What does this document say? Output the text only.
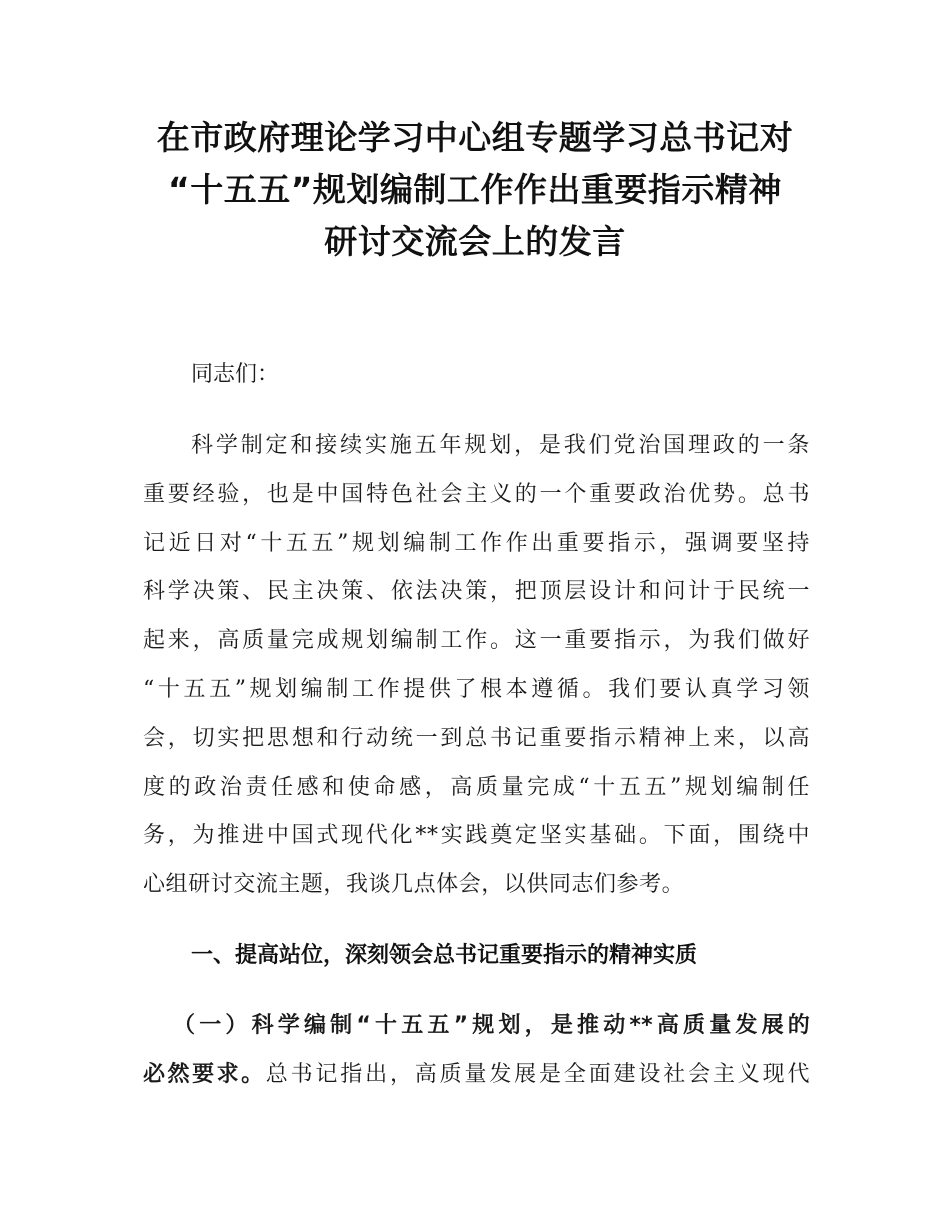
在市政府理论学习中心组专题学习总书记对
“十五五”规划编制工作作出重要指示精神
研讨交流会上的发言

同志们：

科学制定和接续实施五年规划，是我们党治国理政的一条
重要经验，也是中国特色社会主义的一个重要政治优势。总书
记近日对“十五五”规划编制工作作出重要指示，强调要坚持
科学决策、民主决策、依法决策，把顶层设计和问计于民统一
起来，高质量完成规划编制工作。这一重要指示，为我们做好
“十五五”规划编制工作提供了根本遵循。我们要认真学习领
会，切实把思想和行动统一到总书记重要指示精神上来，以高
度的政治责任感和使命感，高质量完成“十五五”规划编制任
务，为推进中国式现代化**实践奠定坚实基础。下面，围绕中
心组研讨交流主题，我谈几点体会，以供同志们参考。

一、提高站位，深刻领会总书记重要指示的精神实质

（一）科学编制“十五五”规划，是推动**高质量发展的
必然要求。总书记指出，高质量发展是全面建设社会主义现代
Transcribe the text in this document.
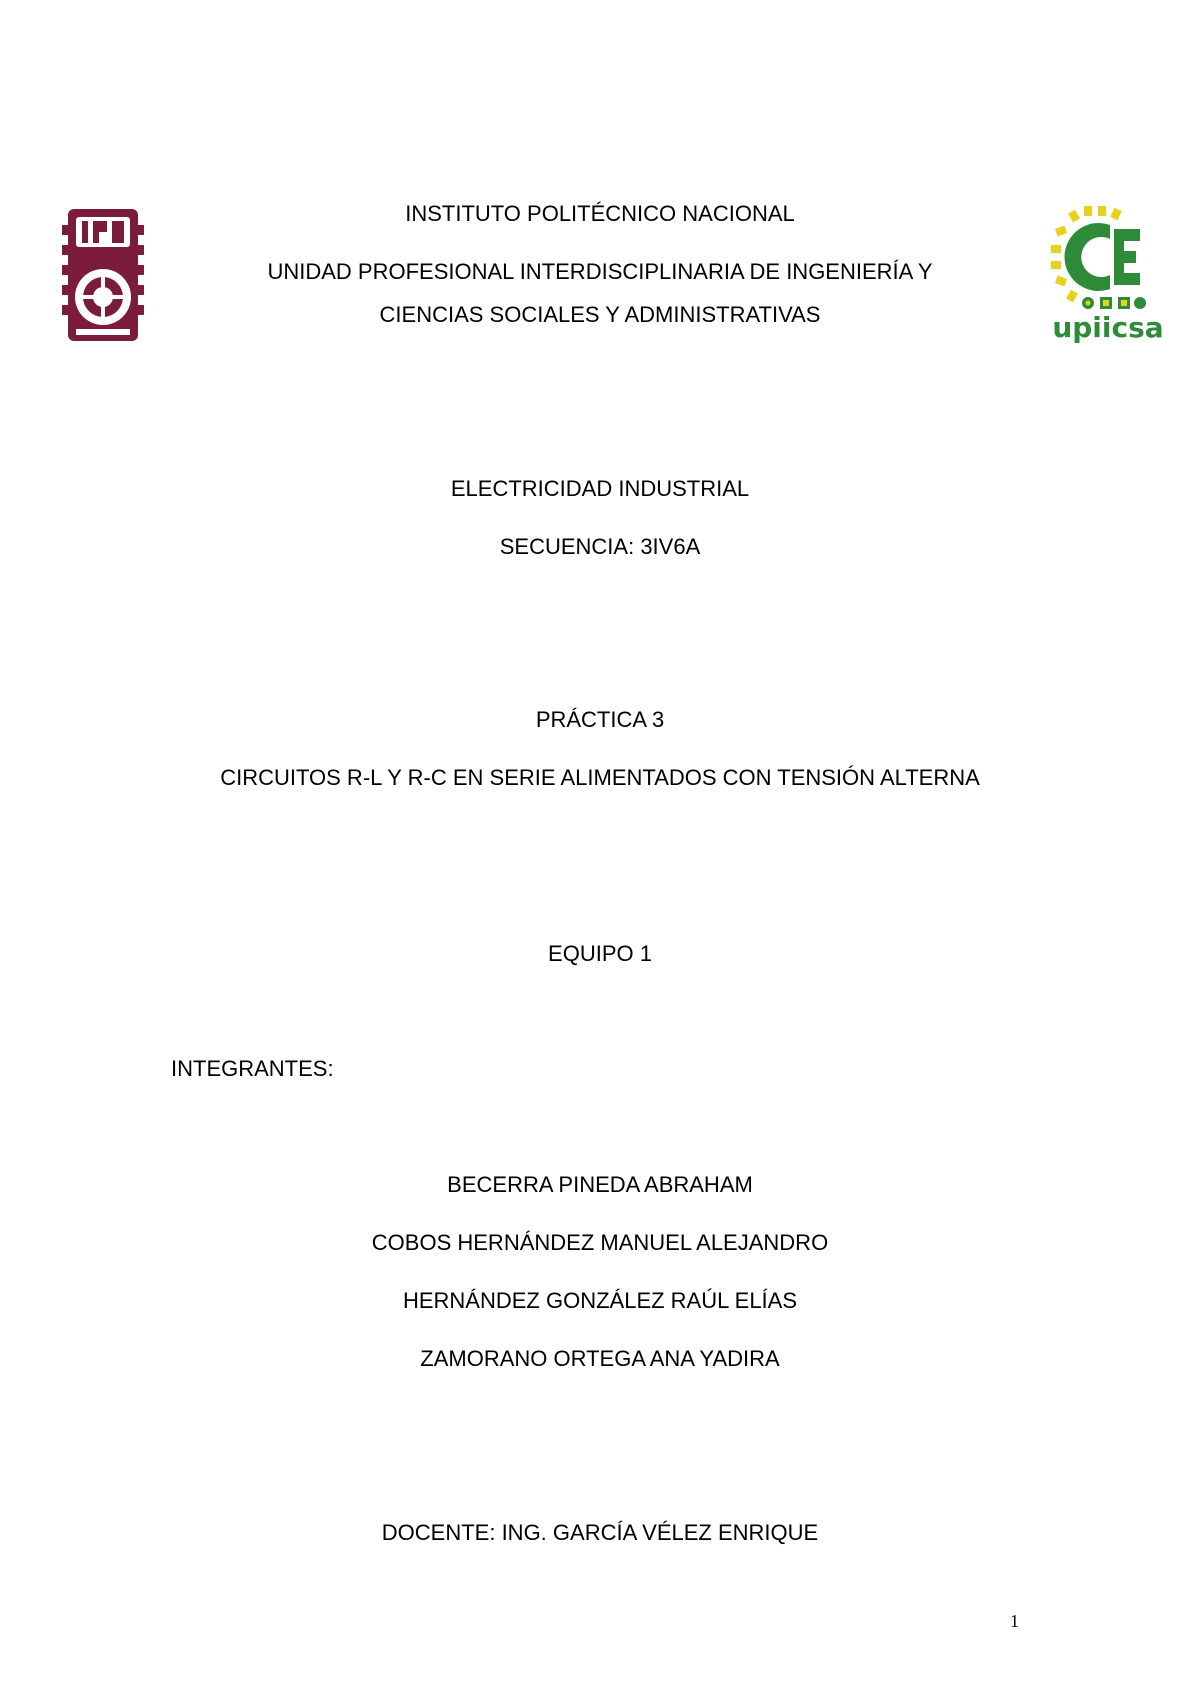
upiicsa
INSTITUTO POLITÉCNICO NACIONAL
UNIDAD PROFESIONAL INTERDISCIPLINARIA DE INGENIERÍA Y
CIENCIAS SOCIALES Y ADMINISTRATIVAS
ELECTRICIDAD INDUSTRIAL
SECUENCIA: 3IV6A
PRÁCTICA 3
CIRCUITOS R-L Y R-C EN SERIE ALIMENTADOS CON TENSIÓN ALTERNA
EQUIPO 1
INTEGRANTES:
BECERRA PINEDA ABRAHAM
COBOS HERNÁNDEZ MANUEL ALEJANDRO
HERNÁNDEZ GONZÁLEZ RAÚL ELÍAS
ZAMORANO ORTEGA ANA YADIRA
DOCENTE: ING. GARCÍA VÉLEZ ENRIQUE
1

=== What the task requires ===
Pick up at the line that holds "Transcribe the text in this document." and restate each line, word for word, through the last line of the entries. Include both end lines but none of the pictures.

=== The result ===
Transcribe the text in this document.
upiicsa
INSTITUTO POLITÉCNICO NACIONAL
UNIDAD PROFESIONAL INTERDISCIPLINARIA DE INGENIERÍA Y
CIENCIAS SOCIALES Y ADMINISTRATIVAS
ELECTRICIDAD INDUSTRIAL
SECUENCIA: 3IV6A
PRÁCTICA 3
CIRCUITOS R-L Y R-C EN SERIE ALIMENTADOS CON TENSIÓN ALTERNA
EQUIPO 1
INTEGRANTES:
BECERRA PINEDA ABRAHAM
COBOS HERNÁNDEZ MANUEL ALEJANDRO
HERNÁNDEZ GONZÁLEZ RAÚL ELÍAS
ZAMORANO ORTEGA ANA YADIRA
DOCENTE: ING. GARCÍA VÉLEZ ENRIQUE
1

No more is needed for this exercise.